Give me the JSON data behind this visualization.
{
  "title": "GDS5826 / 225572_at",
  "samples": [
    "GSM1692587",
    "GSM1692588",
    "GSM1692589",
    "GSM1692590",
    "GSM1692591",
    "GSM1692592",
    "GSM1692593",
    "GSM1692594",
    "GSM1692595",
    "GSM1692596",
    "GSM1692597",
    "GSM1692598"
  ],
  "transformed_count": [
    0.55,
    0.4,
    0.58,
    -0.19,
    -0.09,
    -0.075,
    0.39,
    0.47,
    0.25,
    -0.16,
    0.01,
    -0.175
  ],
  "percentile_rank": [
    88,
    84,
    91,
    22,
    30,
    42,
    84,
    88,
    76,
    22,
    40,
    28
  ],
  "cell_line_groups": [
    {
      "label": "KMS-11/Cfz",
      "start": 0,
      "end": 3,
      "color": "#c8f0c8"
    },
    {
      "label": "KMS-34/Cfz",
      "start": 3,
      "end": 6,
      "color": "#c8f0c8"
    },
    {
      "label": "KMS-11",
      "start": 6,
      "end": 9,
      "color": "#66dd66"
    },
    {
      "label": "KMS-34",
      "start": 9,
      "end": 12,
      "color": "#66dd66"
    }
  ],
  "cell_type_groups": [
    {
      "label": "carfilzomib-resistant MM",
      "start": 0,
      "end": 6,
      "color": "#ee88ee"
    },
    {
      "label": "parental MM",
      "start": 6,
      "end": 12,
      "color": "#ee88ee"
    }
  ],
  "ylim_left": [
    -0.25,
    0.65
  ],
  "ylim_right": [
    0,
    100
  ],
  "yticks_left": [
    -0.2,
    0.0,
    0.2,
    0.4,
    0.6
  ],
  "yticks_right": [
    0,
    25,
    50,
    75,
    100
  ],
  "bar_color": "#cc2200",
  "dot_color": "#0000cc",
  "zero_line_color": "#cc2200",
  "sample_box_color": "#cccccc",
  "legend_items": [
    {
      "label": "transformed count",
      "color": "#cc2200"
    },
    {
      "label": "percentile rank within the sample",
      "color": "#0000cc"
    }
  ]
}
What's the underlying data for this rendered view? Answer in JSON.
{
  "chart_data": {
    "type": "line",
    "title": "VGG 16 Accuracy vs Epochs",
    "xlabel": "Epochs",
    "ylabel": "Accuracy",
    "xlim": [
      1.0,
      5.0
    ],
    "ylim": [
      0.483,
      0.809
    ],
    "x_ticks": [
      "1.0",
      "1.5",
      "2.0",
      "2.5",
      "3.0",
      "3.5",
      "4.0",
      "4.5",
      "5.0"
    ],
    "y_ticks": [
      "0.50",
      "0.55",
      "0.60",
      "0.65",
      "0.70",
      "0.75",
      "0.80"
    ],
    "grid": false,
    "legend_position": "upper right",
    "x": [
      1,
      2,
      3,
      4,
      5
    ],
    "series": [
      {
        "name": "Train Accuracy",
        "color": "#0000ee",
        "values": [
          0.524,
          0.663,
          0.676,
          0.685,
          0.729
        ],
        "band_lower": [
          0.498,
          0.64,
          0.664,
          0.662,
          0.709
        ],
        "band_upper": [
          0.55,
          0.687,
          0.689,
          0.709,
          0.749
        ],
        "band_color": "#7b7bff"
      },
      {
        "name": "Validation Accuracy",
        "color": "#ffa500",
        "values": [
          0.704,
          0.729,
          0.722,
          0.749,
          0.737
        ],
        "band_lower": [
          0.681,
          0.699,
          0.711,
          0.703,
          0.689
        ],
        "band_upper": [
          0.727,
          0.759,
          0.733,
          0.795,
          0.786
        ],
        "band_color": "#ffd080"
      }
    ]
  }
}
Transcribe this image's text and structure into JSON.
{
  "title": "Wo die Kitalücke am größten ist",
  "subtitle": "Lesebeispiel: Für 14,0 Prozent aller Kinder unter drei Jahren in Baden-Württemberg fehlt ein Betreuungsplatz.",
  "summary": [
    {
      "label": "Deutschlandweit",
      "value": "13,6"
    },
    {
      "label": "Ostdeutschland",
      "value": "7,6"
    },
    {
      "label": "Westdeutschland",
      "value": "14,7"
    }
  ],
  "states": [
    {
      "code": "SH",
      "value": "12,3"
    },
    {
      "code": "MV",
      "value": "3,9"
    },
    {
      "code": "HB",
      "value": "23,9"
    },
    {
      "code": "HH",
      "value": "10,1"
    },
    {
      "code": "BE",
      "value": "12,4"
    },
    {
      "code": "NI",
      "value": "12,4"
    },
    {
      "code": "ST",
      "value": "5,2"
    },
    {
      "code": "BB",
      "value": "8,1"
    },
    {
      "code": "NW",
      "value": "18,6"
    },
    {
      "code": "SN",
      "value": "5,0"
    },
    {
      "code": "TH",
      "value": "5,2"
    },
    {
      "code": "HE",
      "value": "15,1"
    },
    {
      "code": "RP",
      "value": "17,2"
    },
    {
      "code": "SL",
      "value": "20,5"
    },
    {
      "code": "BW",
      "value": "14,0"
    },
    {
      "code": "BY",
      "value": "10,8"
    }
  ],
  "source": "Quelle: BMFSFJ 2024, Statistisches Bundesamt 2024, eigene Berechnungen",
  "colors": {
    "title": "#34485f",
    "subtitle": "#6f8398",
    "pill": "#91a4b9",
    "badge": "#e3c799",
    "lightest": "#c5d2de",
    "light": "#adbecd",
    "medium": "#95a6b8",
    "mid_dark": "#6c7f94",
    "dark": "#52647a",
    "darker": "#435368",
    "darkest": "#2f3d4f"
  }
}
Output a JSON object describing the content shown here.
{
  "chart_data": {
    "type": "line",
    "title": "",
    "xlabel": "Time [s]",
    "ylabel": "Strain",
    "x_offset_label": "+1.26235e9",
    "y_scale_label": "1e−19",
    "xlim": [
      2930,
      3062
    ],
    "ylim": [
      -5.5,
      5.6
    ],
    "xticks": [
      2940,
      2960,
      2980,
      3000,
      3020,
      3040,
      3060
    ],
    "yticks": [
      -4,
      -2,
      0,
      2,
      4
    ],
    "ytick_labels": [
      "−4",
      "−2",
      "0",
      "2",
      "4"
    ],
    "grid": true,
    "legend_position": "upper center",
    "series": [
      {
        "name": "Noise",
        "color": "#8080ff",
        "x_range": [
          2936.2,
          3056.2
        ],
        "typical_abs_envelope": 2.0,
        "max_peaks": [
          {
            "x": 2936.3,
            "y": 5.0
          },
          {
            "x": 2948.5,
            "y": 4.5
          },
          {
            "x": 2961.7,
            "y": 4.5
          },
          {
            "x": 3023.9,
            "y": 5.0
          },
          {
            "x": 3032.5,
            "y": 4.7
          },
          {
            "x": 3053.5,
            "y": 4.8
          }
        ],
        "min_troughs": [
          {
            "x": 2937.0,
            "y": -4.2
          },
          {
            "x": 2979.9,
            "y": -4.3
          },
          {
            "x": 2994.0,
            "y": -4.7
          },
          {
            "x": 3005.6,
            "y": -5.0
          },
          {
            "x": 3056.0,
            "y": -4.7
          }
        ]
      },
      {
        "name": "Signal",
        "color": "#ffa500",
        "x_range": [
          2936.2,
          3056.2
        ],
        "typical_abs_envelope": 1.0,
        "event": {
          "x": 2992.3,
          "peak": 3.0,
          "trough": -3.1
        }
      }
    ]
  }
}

To be done
Retype the material in full, character for character.

Task result
Give me the JSON data behind this visualization.
{
  "title": "GDS5826 / 225572_at",
  "samples": [
    "GSM1692587",
    "GSM1692588",
    "GSM1692589",
    "GSM1692590",
    "GSM1692591",
    "GSM1692592",
    "GSM1692593",
    "GSM1692594",
    "GSM1692595",
    "GSM1692596",
    "GSM1692597",
    "GSM1692598"
  ],
  "transformed_count": [
    0.55,
    0.4,
    0.58,
    -0.19,
    -0.09,
    -0.075,
    0.39,
    0.47,
    0.25,
    -0.16,
    0.01,
    -0.175
  ],
  "percentile_rank": [
    88,
    84,
    91,
    22,
    30,
    42,
    84,
    88,
    76,
    22,
    40,
    28
  ],
  "cell_line_groups": [
    {
      "label": "KMS-11/Cfz",
      "start": 0,
      "end": 3,
      "color": "#c8f0c8"
    },
    {
      "label": "KMS-34/Cfz",
      "start": 3,
      "end": 6,
      "color": "#c8f0c8"
    },
    {
      "label": "KMS-11",
      "start": 6,
      "end": 9,
      "color": "#66dd66"
    },
    {
      "label": "KMS-34",
      "start": 9,
      "end": 12,
      "color": "#66dd66"
    }
  ],
  "cell_type_groups": [
    {
      "label": "carfilzomib-resistant MM",
      "start": 0,
      "end": 6,
      "color": "#ee88ee"
    },
    {
      "label": "parental MM",
      "start": 6,
      "end": 12,
      "color": "#ee88ee"
    }
  ],
  "ylim_left": [
    -0.25,
    0.65
  ],
  "ylim_right": [
    0,
    100
  ],
  "yticks_left": [
    -0.2,
    0.0,
    0.2,
    0.4,
    0.6
  ],
  "yticks_right": [
    0,
    25,
    50,
    75,
    100
  ],
  "bar_color": "#cc2200",
  "dot_color": "#0000cc",
  "zero_line_color": "#cc2200",
  "sample_box_color": "#cccccc",
  "legend_items": [
    {
      "label": "transformed count",
      "color": "#cc2200"
    },
    {
      "label": "percentile rank within the sample",
      "color": "#0000cc"
    }
  ]
}
What's the underlying data for this rendered view? Answer in JSON.
{
  "chart_data": {
    "type": "line",
    "title": "VGG 16 Accuracy vs Epochs",
    "xlabel": "Epochs",
    "ylabel": "Accuracy",
    "xlim": [
      1.0,
      5.0
    ],
    "ylim": [
      0.483,
      0.809
    ],
    "x_ticks": [
      "1.0",
      "1.5",
      "2.0",
      "2.5",
      "3.0",
      "3.5",
      "4.0",
      "4.5",
      "5.0"
    ],
    "y_ticks": [
      "0.50",
      "0.55",
      "0.60",
      "0.65",
      "0.70",
      "0.75",
      "0.80"
    ],
    "grid": false,
    "legend_position": "upper right",
    "x": [
      1,
      2,
      3,
      4,
      5
    ],
    "series": [
      {
        "name": "Train Accuracy",
        "color": "#0000ee",
        "values": [
          0.524,
          0.663,
          0.676,
          0.685,
          0.729
        ],
        "band_lower": [
          0.498,
          0.64,
          0.664,
          0.662,
          0.709
        ],
        "band_upper": [
          0.55,
          0.687,
          0.689,
          0.709,
          0.749
        ],
        "band_color": "#7b7bff"
      },
      {
        "name": "Validation Accuracy",
        "color": "#ffa500",
        "values": [
          0.704,
          0.729,
          0.722,
          0.749,
          0.737
        ],
        "band_lower": [
          0.681,
          0.699,
          0.711,
          0.703,
          0.689
        ],
        "band_upper": [
          0.727,
          0.759,
          0.733,
          0.795,
          0.786
        ],
        "band_color": "#ffd080"
      }
    ]
  }
}
Transcribe this image's text and structure into JSON.
{
  "title": "Wo die Kitalücke am größten ist",
  "subtitle": "Lesebeispiel: Für 14,0 Prozent aller Kinder unter drei Jahren in Baden-Württemberg fehlt ein Betreuungsplatz.",
  "summary": [
    {
      "label": "Deutschlandweit",
      "value": "13,6"
    },
    {
      "label": "Ostdeutschland",
      "value": "7,6"
    },
    {
      "label": "Westdeutschland",
      "value": "14,7"
    }
  ],
  "states": [
    {
      "code": "SH",
      "value": "12,3"
    },
    {
      "code": "MV",
      "value": "3,9"
    },
    {
      "code": "HB",
      "value": "23,9"
    },
    {
      "code": "HH",
      "value": "10,1"
    },
    {
      "code": "BE",
      "value": "12,4"
    },
    {
      "code": "NI",
      "value": "12,4"
    },
    {
      "code": "ST",
      "value": "5,2"
    },
    {
      "code": "BB",
      "value": "8,1"
    },
    {
      "code": "NW",
      "value": "18,6"
    },
    {
      "code": "SN",
      "value": "5,0"
    },
    {
      "code": "TH",
      "value": "5,2"
    },
    {
      "code": "HE",
      "value": "15,1"
    },
    {
      "code": "RP",
      "value": "17,2"
    },
    {
      "code": "SL",
      "value": "20,5"
    },
    {
      "code": "BW",
      "value": "14,0"
    },
    {
      "code": "BY",
      "value": "10,8"
    }
  ],
  "source": "Quelle: BMFSFJ 2024, Statistisches Bundesamt 2024, eigene Berechnungen",
  "colors": {
    "title": "#34485f",
    "subtitle": "#6f8398",
    "pill": "#91a4b9",
    "badge": "#e3c799",
    "lightest": "#c5d2de",
    "light": "#adbecd",
    "medium": "#95a6b8",
    "mid_dark": "#6c7f94",
    "dark": "#52647a",
    "darker": "#435368",
    "darkest": "#2f3d4f"
  }
}
Output a JSON object describing the content shown here.
{
  "chart_data": {
    "type": "line",
    "title": "",
    "xlabel": "Time [s]",
    "ylabel": "Strain",
    "x_offset_label": "+1.26235e9",
    "y_scale_label": "1e−19",
    "xlim": [
      2930,
      3062
    ],
    "ylim": [
      -5.5,
      5.6
    ],
    "xticks": [
      2940,
      2960,
      2980,
      3000,
      3020,
      3040,
      3060
    ],
    "yticks": [
      -4,
      -2,
      0,
      2,
      4
    ],
    "ytick_labels": [
      "−4",
      "−2",
      "0",
      "2",
      "4"
    ],
    "grid": true,
    "legend_position": "upper center",
    "series": [
      {
        "name": "Noise",
        "color": "#8080ff",
        "x_range": [
          2936.2,
          3056.2
        ],
        "typical_abs_envelope": 2.0,
        "max_peaks": [
          {
            "x": 2936.3,
            "y": 5.0
          },
          {
            "x": 2948.5,
            "y": 4.5
          },
          {
            "x": 2961.7,
            "y": 4.5
          },
          {
            "x": 3023.9,
            "y": 5.0
          },
          {
            "x": 3032.5,
            "y": 4.7
          },
          {
            "x": 3053.5,
            "y": 4.8
          }
        ],
        "min_troughs": [
          {
            "x": 2937.0,
            "y": -4.2
          },
          {
            "x": 2979.9,
            "y": -4.3
          },
          {
            "x": 2994.0,
            "y": -4.7
          },
          {
            "x": 3005.6,
            "y": -5.0
          },
          {
            "x": 3056.0,
            "y": -4.7
          }
        ]
      },
      {
        "name": "Signal",
        "color": "#ffa500",
        "x_range": [
          2936.2,
          3056.2
        ],
        "typical_abs_envelope": 1.0,
        "event": {
          "x": 2992.3,
          "peak": 3.0,
          "trough": -3.1
        }
      }
    ]
  }
}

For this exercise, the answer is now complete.